● **Stated goal**
Write down every entry below once more, exactly.

─── Available records ───

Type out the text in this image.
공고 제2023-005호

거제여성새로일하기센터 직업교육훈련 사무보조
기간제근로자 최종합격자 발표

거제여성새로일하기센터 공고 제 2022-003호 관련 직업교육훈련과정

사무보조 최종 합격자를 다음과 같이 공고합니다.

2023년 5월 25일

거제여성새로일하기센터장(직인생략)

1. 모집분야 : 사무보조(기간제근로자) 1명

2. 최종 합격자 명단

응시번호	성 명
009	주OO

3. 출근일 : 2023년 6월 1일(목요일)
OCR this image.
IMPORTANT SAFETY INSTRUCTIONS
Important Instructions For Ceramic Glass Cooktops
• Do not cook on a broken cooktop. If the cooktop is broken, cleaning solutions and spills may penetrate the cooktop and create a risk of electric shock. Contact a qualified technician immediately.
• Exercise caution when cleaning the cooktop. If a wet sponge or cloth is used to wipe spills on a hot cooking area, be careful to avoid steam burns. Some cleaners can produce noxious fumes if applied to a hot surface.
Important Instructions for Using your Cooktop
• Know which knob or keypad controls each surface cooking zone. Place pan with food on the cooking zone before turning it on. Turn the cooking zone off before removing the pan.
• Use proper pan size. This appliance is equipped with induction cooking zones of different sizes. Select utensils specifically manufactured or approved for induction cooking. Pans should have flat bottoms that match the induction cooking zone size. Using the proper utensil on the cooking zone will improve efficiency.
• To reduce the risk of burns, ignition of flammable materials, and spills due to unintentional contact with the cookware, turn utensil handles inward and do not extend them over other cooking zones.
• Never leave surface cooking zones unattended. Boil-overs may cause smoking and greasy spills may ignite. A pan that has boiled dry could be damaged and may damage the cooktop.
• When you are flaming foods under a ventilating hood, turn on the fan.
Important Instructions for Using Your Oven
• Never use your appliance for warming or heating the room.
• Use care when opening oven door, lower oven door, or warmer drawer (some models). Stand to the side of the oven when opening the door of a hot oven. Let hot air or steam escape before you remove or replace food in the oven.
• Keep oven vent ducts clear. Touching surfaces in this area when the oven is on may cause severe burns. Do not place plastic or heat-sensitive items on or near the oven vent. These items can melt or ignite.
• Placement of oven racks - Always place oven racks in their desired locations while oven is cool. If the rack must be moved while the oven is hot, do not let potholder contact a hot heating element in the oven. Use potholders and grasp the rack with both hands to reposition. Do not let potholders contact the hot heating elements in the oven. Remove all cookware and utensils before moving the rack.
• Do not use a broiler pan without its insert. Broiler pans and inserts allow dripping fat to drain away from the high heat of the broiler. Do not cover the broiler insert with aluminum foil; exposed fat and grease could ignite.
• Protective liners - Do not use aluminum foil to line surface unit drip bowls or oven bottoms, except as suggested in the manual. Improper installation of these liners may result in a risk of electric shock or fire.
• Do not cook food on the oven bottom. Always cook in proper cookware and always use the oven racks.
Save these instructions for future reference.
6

───

● **Written response**
Type out the text in this image.
공고 제2023-005호

거제여성새로일하기센터 직업교육훈련 사무보조
기간제근로자 최종합격자 발표

거제여성새로일하기센터 공고 제 2022-003호 관련 직업교육훈련과정

사무보조 최종 합격자를 다음과 같이 공고합니다.

2023년 5월 25일

거제여성새로일하기센터장(직인생략)

1. 모집분야 : 사무보조(기간제근로자) 1명

2. 최종 합격자 명단

응시번호	성 명
009	주OO

3. 출근일 : 2023년 6월 1일(목요일)
OCR this image.
IMPORTANT SAFETY INSTRUCTIONS
Important Instructions For Ceramic Glass Cooktops
• Do not cook on a broken cooktop. If the cooktop is broken, cleaning solutions and spills may penetrate the cooktop and create a risk of electric shock. Contact a qualified technician immediately.
• Exercise caution when cleaning the cooktop. If a wet sponge or cloth is used to wipe spills on a hot cooking area, be careful to avoid steam burns. Some cleaners can produce noxious fumes if applied to a hot surface.
Important Instructions for Using your Cooktop
• Know which knob or keypad controls each surface cooking zone. Place pan with food on the cooking zone before turning it on. Turn the cooking zone off before removing the pan.
• Use proper pan size. This appliance is equipped with induction cooking zones of different sizes. Select utensils specifically manufactured or approved for induction cooking. Pans should have flat bottoms that match the induction cooking zone size. Using the proper utensil on the cooking zone will improve efficiency.
• To reduce the risk of burns, ignition of flammable materials, and spills due to unintentional contact with the cookware, turn utensil handles inward and do not extend them over other cooking zones.
• Never leave surface cooking zones unattended. Boil-overs may cause smoking and greasy spills may ignite. A pan that has boiled dry could be damaged and may damage the cooktop.
• When you are flaming foods under a ventilating hood, turn on the fan.
Important Instructions for Using Your Oven
• Never use your appliance for warming or heating the room.
• Use care when opening oven door, lower oven door, or warmer drawer (some models). Stand to the side of the oven when opening the door of a hot oven. Let hot air or steam escape before you remove or replace food in the oven.
• Keep oven vent ducts clear. Touching surfaces in this area when the oven is on may cause severe burns. Do not place plastic or heat-sensitive items on or near the oven vent. These items can melt or ignite.
• Placement of oven racks - Always place oven racks in their desired locations while oven is cool. If the rack must be moved while the oven is hot, do not let potholder contact a hot heating element in the oven. Use potholders and grasp the rack with both hands to reposition. Do not let potholders contact the hot heating elements in the oven. Remove all cookware and utensils before moving the rack.
• Do not use a broiler pan without its insert. Broiler pans and inserts allow dripping fat to drain away from the high heat of the broiler. Do not cover the broiler insert with aluminum foil; exposed fat and grease could ignite.
• Protective liners - Do not use aluminum foil to line surface unit drip bowls or oven bottoms, except as suggested in the manual. Improper installation of these liners may result in a risk of electric shock or fire.
• Do not cook food on the oven bottom. Always cook in proper cookware and always use the oven racks.
Save these instructions for future reference.
6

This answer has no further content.